■ Exercise brief ■
Return the complete listing that follows, with each line reproduced exactly.

■ Records supplied ■
▽
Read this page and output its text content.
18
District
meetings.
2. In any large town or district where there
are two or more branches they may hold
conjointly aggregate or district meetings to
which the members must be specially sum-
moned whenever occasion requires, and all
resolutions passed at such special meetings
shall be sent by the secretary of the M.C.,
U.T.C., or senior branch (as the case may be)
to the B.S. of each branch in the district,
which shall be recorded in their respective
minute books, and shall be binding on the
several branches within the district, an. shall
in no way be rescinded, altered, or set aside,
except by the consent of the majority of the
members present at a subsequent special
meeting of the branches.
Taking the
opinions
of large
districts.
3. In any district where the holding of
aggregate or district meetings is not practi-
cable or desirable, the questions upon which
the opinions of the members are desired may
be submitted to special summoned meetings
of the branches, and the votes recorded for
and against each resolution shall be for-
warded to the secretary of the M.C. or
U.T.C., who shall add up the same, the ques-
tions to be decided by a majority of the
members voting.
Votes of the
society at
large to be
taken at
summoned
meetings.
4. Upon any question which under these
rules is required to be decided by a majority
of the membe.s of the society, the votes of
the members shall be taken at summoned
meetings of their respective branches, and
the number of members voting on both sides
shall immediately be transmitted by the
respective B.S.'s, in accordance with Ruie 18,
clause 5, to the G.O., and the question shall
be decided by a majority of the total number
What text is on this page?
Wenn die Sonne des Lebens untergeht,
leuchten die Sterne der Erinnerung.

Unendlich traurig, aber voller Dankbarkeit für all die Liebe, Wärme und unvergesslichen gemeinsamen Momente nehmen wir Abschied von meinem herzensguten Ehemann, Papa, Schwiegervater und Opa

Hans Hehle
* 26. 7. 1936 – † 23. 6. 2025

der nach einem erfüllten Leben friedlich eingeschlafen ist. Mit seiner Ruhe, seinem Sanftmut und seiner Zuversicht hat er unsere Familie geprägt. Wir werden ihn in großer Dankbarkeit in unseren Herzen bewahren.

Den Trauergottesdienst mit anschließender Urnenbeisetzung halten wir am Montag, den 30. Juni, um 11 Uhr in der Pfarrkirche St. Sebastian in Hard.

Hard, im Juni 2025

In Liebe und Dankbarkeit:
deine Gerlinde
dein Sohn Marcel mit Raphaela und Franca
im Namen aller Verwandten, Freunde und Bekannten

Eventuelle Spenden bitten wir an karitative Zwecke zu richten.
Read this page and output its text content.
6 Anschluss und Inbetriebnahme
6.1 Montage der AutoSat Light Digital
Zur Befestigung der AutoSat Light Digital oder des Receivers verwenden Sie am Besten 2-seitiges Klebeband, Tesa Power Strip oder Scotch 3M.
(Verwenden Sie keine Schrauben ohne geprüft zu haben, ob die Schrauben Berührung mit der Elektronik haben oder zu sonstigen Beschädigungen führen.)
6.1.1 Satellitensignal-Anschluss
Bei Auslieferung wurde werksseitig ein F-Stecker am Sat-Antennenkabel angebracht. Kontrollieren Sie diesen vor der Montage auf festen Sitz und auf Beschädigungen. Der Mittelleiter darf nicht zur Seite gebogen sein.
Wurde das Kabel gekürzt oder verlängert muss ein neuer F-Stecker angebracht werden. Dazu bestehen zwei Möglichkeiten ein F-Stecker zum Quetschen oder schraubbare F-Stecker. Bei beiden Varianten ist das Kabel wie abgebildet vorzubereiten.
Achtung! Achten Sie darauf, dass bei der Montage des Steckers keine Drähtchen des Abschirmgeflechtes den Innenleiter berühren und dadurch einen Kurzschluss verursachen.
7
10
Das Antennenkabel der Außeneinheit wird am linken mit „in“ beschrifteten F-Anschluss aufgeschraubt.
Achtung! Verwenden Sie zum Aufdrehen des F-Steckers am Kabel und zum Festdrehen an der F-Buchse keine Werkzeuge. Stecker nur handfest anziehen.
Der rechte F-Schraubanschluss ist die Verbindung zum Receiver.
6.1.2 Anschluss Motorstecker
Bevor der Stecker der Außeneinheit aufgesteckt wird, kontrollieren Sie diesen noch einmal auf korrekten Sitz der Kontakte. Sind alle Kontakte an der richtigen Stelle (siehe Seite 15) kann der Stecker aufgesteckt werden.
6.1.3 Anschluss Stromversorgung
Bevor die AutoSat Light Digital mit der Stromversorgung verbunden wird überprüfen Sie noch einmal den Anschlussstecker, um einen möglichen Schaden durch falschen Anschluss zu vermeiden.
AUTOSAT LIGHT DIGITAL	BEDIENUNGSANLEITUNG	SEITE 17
△
■ Finished answer ■
Read this page and output its text content.
18
District
meetings.
2. In any large town or district where there
are two or more branches they may hold
conjointly aggregate or district meetings to
which the members must be specially sum-
moned whenever occasion requires, and all
resolutions passed at such special meetings
shall be sent by the secretary of the M.C.,
U.T.C., or senior branch (as the case may be)
to the B.S. of each branch in the district,
which shall be recorded in their respective
minute books, and shall be binding on the
several branches within the district, an. shall
in no way be rescinded, altered, or set aside,
except by the consent of the majority of the
members present at a subsequent special
meeting of the branches.
Taking the
opinions
of large
districts.
3. In any district where the holding of
aggregate or district meetings is not practi-
cable or desirable, the questions upon which
the opinions of the members are desired may
be submitted to special summoned meetings
of the branches, and the votes recorded for
and against each resolution shall be for-
warded to the secretary of the M.C. or
U.T.C., who shall add up the same, the ques-
tions to be decided by a majority of the
members voting.
Votes of the
society at
large to be
taken at
summoned
meetings.
4. Upon any question which under these
rules is required to be decided by a majority
of the membe.s of the society, the votes of
the members shall be taken at summoned
meetings of their respective branches, and
the number of members voting on both sides
shall immediately be transmitted by the
respective B.S.'s, in accordance with Ruie 18,
clause 5, to the G.O., and the question shall
be decided by a majority of the total number
What text is on this page?
Wenn die Sonne des Lebens untergeht,
leuchten die Sterne der Erinnerung.

Unendlich traurig, aber voller Dankbarkeit für all die Liebe, Wärme und unvergesslichen gemeinsamen Momente nehmen wir Abschied von meinem herzensguten Ehemann, Papa, Schwiegervater und Opa

Hans Hehle
* 26. 7. 1936 – † 23. 6. 2025

der nach einem erfüllten Leben friedlich eingeschlafen ist. Mit seiner Ruhe, seinem Sanftmut und seiner Zuversicht hat er unsere Familie geprägt. Wir werden ihn in großer Dankbarkeit in unseren Herzen bewahren.

Den Trauergottesdienst mit anschließender Urnenbeisetzung halten wir am Montag, den 30. Juni, um 11 Uhr in der Pfarrkirche St. Sebastian in Hard.

Hard, im Juni 2025

In Liebe und Dankbarkeit:
deine Gerlinde
dein Sohn Marcel mit Raphaela und Franca
im Namen aller Verwandten, Freunde und Bekannten

Eventuelle Spenden bitten wir an karitative Zwecke zu richten.
Read this page and output its text content.
6 Anschluss und Inbetriebnahme
6.1 Montage der AutoSat Light Digital
Zur Befestigung der AutoSat Light Digital oder des Receivers verwenden Sie am Besten 2-seitiges Klebeband, Tesa Power Strip oder Scotch 3M.
(Verwenden Sie keine Schrauben ohne geprüft zu haben, ob die Schrauben Berührung mit der Elektronik haben oder zu sonstigen Beschädigungen führen.)
6.1.1 Satellitensignal-Anschluss
Bei Auslieferung wurde werksseitig ein F-Stecker am Sat-Antennenkabel angebracht. Kontrollieren Sie diesen vor der Montage auf festen Sitz und auf Beschädigungen. Der Mittelleiter darf nicht zur Seite gebogen sein.
Wurde das Kabel gekürzt oder verlängert muss ein neuer F-Stecker angebracht werden. Dazu bestehen zwei Möglichkeiten ein F-Stecker zum Quetschen oder schraubbare F-Stecker. Bei beiden Varianten ist das Kabel wie abgebildet vorzubereiten.
Achtung! Achten Sie darauf, dass bei der Montage des Steckers keine Drähtchen des Abschirmgeflechtes den Innenleiter berühren und dadurch einen Kurzschluss verursachen.
7
10
Das Antennenkabel der Außeneinheit wird am linken mit „in“ beschrifteten F-Anschluss aufgeschraubt.
Achtung! Verwenden Sie zum Aufdrehen des F-Steckers am Kabel und zum Festdrehen an der F-Buchse keine Werkzeuge. Stecker nur handfest anziehen.
Der rechte F-Schraubanschluss ist die Verbindung zum Receiver.
6.1.2 Anschluss Motorstecker
Bevor der Stecker der Außeneinheit aufgesteckt wird, kontrollieren Sie diesen noch einmal auf korrekten Sitz der Kontakte. Sind alle Kontakte an der richtigen Stelle (siehe Seite 15) kann der Stecker aufgesteckt werden.
6.1.3 Anschluss Stromversorgung
Bevor die AutoSat Light Digital mit der Stromversorgung verbunden wird überprüfen Sie noch einmal den Anschlussstecker, um einen möglichen Schaden durch falschen Anschluss zu vermeiden.
AUTOSAT LIGHT DIGITAL	BEDIENUNGSANLEITUNG	SEITE 17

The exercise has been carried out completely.